# EXERCISE BRIEF
Copy the items from the start through the line with "point-terrace[interactable] (606, 62, 614, 70)", replacing "Park Villas" with "Garden Villas" and leaving everything else as it is.

# DATA TO USE
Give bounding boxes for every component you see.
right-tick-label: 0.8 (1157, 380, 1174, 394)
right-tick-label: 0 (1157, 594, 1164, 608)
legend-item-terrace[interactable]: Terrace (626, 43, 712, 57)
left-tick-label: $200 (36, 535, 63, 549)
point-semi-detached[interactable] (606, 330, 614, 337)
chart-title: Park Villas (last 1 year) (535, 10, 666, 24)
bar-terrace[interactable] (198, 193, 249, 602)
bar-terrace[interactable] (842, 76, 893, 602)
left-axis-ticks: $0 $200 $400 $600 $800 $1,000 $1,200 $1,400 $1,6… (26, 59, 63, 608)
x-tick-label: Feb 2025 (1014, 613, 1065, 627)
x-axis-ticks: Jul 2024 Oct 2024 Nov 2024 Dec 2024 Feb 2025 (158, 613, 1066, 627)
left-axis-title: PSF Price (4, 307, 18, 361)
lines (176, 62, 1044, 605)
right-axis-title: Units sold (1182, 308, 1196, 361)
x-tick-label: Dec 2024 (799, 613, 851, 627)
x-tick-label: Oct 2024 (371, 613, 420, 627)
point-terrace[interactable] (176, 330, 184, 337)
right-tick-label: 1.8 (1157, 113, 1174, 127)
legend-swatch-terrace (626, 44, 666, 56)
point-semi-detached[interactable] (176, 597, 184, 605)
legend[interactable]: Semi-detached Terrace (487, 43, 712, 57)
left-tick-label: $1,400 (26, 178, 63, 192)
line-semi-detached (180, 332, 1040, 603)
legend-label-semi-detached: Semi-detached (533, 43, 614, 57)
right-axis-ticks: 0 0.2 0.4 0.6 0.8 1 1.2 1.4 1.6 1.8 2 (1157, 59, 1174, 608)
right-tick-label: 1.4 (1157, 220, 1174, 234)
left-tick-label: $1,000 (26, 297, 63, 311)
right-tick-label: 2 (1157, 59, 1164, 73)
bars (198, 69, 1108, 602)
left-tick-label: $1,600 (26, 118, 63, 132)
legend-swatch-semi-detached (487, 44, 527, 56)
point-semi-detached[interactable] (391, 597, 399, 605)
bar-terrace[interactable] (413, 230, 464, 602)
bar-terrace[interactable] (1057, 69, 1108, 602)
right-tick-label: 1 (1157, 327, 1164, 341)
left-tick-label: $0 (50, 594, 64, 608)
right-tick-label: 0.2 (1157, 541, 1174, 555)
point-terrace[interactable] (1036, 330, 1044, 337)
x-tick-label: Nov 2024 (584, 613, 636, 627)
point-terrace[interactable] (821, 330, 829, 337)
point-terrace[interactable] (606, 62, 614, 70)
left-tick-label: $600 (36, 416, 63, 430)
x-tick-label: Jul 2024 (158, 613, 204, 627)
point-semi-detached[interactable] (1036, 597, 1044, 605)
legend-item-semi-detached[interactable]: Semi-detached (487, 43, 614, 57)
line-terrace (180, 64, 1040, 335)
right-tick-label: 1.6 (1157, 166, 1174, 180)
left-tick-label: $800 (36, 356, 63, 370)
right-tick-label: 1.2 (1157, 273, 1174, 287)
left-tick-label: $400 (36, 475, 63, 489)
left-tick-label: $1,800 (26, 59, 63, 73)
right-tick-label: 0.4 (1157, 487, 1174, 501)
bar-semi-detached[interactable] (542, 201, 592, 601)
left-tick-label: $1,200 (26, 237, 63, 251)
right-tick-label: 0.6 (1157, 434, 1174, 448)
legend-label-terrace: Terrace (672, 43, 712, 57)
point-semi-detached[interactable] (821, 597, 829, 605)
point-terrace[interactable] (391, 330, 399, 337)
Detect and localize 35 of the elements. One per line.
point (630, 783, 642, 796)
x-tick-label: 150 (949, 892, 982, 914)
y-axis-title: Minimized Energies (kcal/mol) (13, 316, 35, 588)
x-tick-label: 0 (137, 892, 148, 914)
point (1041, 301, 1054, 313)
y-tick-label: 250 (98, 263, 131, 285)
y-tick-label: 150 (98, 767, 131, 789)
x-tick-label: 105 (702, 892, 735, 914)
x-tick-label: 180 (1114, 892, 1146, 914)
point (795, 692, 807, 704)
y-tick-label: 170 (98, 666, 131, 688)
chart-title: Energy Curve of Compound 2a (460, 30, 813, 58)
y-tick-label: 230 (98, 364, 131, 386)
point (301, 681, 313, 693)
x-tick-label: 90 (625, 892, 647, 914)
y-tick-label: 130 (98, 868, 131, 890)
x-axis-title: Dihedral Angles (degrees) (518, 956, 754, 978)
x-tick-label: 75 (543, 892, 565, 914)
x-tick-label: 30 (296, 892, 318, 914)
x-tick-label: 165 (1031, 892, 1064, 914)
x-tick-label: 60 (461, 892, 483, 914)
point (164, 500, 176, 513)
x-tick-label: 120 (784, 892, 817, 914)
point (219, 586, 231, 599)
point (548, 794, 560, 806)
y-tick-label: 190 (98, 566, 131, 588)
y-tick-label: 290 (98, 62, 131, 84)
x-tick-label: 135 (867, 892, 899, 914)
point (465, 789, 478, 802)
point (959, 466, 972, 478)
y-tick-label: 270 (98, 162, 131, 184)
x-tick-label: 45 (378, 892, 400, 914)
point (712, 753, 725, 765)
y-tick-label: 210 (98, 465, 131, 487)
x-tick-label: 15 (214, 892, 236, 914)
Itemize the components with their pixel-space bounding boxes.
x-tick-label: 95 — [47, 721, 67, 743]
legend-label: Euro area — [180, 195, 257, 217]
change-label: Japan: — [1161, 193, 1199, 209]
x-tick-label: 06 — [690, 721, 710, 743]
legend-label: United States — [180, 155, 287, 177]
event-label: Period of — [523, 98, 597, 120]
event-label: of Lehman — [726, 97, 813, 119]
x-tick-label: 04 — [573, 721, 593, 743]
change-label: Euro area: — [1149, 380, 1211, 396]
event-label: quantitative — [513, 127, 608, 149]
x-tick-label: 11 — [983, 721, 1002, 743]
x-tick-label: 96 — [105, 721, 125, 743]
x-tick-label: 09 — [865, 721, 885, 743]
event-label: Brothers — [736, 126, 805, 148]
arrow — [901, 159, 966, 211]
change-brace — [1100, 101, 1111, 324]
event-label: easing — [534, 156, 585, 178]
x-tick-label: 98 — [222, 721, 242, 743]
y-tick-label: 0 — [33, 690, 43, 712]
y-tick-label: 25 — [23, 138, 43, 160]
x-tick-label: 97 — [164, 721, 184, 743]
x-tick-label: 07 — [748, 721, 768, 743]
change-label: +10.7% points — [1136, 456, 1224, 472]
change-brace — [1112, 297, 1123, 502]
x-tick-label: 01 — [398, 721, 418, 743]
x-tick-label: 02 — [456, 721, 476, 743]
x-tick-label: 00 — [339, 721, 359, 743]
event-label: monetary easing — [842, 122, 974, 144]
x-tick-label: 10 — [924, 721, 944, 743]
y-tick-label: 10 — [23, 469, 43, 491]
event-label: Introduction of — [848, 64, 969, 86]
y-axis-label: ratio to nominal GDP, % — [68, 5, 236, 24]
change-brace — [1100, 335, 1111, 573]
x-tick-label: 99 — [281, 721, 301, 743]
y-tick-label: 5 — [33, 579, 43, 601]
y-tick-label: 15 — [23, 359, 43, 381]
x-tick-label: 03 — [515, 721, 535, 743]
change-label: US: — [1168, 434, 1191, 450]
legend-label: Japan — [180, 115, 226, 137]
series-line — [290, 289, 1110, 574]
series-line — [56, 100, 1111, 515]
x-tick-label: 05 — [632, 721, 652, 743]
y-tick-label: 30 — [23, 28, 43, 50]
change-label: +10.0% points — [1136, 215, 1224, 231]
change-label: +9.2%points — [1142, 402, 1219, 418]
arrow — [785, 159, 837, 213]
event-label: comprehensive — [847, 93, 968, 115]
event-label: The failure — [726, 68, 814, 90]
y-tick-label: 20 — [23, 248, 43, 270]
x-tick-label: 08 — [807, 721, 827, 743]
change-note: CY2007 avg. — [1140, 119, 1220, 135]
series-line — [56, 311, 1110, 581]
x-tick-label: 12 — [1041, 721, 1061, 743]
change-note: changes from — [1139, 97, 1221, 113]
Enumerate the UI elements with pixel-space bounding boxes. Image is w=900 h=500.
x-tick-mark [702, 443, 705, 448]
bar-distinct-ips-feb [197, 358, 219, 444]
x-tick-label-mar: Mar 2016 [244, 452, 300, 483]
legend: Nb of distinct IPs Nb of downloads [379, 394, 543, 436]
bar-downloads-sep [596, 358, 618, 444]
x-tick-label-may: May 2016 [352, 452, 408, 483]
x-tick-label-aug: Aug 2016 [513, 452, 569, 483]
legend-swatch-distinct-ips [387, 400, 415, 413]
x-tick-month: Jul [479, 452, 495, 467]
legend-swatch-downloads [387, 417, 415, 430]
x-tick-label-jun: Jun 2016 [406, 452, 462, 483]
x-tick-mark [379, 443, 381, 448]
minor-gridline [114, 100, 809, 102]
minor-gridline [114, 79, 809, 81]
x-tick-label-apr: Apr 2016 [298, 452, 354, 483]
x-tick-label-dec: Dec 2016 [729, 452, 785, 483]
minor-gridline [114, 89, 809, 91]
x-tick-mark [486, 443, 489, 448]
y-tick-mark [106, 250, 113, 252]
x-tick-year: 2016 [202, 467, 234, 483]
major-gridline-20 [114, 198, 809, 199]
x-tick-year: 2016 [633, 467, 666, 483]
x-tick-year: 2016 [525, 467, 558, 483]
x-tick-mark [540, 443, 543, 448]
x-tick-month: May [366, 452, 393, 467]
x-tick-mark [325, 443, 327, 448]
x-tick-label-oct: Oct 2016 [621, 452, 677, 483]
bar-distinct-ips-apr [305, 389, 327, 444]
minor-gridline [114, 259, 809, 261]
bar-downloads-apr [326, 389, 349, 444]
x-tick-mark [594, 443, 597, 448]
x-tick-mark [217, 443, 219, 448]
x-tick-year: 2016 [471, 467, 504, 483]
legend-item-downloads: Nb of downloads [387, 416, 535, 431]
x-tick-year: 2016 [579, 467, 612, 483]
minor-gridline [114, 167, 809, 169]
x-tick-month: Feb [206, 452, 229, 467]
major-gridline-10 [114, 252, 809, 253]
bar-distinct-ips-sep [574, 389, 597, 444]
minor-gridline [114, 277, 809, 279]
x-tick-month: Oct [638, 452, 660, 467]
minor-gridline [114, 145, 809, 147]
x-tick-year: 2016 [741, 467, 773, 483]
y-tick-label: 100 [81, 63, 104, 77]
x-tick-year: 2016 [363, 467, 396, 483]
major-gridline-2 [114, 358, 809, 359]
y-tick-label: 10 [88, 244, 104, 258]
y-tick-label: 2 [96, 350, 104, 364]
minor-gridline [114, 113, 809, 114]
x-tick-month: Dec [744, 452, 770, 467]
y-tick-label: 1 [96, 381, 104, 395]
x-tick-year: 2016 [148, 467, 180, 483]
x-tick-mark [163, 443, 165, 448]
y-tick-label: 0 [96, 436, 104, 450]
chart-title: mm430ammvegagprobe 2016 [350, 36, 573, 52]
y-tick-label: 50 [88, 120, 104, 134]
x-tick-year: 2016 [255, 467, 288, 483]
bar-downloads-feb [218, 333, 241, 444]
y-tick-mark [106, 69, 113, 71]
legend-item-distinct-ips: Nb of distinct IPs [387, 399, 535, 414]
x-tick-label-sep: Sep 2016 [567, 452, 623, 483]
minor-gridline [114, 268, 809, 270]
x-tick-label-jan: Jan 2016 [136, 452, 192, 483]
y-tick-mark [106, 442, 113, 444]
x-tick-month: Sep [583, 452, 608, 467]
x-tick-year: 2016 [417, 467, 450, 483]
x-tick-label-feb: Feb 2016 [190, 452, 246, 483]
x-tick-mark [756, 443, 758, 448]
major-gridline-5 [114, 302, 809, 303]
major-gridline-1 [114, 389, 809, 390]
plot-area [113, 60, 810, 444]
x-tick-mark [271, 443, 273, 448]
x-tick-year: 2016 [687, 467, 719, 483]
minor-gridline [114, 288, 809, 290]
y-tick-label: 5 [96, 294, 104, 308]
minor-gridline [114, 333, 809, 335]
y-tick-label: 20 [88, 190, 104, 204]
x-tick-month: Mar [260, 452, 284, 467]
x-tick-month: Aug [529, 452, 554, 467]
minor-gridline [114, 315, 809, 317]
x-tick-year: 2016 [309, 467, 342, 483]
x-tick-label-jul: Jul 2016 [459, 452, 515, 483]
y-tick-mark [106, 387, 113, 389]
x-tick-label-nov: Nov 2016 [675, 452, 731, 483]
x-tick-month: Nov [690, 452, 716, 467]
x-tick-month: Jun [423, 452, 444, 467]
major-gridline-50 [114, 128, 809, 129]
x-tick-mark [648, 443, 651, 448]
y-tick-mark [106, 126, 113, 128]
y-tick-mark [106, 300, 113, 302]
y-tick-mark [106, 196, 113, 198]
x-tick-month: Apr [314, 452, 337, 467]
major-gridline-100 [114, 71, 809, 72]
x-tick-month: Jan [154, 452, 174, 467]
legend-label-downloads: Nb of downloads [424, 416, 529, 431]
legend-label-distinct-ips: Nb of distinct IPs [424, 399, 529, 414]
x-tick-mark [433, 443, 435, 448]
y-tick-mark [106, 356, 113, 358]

# RESPONSE TO THIS TASK
Give bounding boxes for every component you see.
right-tick-label: 0.8 (1157, 380, 1174, 394)
right-tick-label: 0 (1157, 594, 1164, 608)
legend-item-terrace[interactable]: Terrace (626, 43, 712, 57)
left-tick-label: $200 (36, 535, 63, 549)
point-semi-detached[interactable] (606, 330, 614, 337)
chart-title: Garden Villas (last 1 year) (535, 10, 666, 24)
bar-terrace[interactable] (198, 193, 249, 602)
bar-terrace[interactable] (842, 76, 893, 602)
left-axis-ticks: $0 $200 $400 $600 $800 $1,000 $1,200 $1,400 $1,6… (26, 59, 63, 608)
x-tick-label: Feb 2025 (1014, 613, 1065, 627)
x-axis-ticks: Jul 2024 Oct 2024 Nov 2024 Dec 2024 Feb 2025 (158, 613, 1066, 627)
left-axis-title: PSF Price (4, 307, 18, 361)
lines (176, 62, 1044, 605)
right-axis-title: Units sold (1182, 308, 1196, 361)
x-tick-label: Dec 2024 (799, 613, 851, 627)
x-tick-label: Oct 2024 (371, 613, 420, 627)
point-terrace[interactable] (176, 330, 184, 337)
right-tick-label: 1.8 (1157, 113, 1174, 127)
legend-swatch-terrace (626, 44, 666, 56)
point-semi-detached[interactable] (176, 597, 184, 605)
legend[interactable]: Semi-detached Terrace (487, 43, 712, 57)
left-tick-label: $1,400 (26, 178, 63, 192)
line-semi-detached (180, 332, 1040, 603)
legend-label-semi-detached: Semi-detached (533, 43, 614, 57)
right-axis-ticks: 0 0.2 0.4 0.6 0.8 1 1.2 1.4 1.6 1.8 2 (1157, 59, 1174, 608)
right-tick-label: 1.4 (1157, 220, 1174, 234)
left-tick-label: $1,000 (26, 297, 63, 311)
right-tick-label: 2 (1157, 59, 1164, 73)
bars (198, 69, 1108, 602)
left-tick-label: $1,600 (26, 118, 63, 132)
legend-swatch-semi-detached (487, 44, 527, 56)
point-semi-detached[interactable] (391, 597, 399, 605)
bar-terrace[interactable] (413, 230, 464, 602)
bar-terrace[interactable] (1057, 69, 1108, 602)
right-tick-label: 1 (1157, 327, 1164, 341)
left-tick-label: $0 (50, 594, 64, 608)
right-tick-label: 0.2 (1157, 541, 1174, 555)
point-terrace[interactable] (1036, 330, 1044, 337)
x-tick-label: Nov 2024 (584, 613, 636, 627)
point-terrace[interactable] (821, 330, 829, 337)
point-terrace[interactable] (606, 62, 614, 70)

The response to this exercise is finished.